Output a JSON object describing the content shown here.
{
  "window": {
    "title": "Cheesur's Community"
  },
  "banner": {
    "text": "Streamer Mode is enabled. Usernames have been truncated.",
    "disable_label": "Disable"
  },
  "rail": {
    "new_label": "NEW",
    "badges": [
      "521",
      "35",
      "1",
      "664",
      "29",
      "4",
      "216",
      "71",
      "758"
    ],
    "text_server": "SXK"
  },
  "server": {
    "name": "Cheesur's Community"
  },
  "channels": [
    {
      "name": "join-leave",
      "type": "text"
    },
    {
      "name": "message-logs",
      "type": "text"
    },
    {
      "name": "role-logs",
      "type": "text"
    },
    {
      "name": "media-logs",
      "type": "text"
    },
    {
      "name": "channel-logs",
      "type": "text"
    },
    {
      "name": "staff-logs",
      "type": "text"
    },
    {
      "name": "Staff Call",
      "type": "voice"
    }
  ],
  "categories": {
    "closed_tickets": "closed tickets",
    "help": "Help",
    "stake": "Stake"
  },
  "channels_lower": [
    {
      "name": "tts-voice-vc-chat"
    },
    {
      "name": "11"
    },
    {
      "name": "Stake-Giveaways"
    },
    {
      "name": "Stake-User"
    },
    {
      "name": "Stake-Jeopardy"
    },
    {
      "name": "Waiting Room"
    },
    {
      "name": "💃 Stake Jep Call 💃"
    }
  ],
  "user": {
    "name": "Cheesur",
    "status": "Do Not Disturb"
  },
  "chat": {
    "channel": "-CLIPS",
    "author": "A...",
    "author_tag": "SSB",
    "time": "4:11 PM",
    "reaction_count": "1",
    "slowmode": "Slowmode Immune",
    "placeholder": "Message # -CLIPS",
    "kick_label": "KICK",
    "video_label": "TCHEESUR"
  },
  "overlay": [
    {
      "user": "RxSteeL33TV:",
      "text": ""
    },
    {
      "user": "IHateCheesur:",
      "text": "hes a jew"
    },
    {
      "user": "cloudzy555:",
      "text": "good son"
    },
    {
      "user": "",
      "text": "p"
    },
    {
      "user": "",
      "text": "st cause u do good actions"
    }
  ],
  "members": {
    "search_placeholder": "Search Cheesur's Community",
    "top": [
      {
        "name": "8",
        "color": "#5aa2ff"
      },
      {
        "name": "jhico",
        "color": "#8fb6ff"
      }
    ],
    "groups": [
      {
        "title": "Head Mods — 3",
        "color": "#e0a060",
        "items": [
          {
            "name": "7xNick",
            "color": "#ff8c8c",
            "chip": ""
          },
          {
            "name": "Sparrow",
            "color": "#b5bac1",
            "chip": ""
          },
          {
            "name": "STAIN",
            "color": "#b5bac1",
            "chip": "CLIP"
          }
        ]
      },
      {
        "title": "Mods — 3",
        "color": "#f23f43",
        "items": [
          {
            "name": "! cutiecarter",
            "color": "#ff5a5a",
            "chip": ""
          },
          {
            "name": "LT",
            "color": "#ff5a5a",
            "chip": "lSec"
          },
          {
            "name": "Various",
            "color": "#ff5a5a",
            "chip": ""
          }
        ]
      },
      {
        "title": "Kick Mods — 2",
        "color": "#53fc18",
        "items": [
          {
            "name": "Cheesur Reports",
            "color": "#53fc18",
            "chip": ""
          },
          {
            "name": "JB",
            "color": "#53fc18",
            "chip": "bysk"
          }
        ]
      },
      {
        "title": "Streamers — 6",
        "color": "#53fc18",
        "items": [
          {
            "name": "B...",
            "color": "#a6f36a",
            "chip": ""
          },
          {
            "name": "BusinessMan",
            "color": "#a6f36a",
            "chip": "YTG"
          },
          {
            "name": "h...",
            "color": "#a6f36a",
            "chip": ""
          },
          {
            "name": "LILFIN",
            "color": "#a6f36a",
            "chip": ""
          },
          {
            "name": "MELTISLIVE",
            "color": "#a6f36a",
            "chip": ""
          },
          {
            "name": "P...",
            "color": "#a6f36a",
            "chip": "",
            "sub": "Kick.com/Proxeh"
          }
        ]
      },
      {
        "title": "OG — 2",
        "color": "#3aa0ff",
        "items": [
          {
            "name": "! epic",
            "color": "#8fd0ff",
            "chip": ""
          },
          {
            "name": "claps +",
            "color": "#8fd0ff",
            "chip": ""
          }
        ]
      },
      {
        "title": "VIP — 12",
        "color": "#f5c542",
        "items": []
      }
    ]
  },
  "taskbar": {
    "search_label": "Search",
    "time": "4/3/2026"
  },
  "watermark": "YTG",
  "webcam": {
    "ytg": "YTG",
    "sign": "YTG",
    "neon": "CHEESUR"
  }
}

- _Problem requirements_
Search the entries for the string "Mods" and collect each line that has it.

- _In response_
        "title": "Head Mods — 3",
        "title": "Mods — 3",
        "title": "Kick Mods — 2",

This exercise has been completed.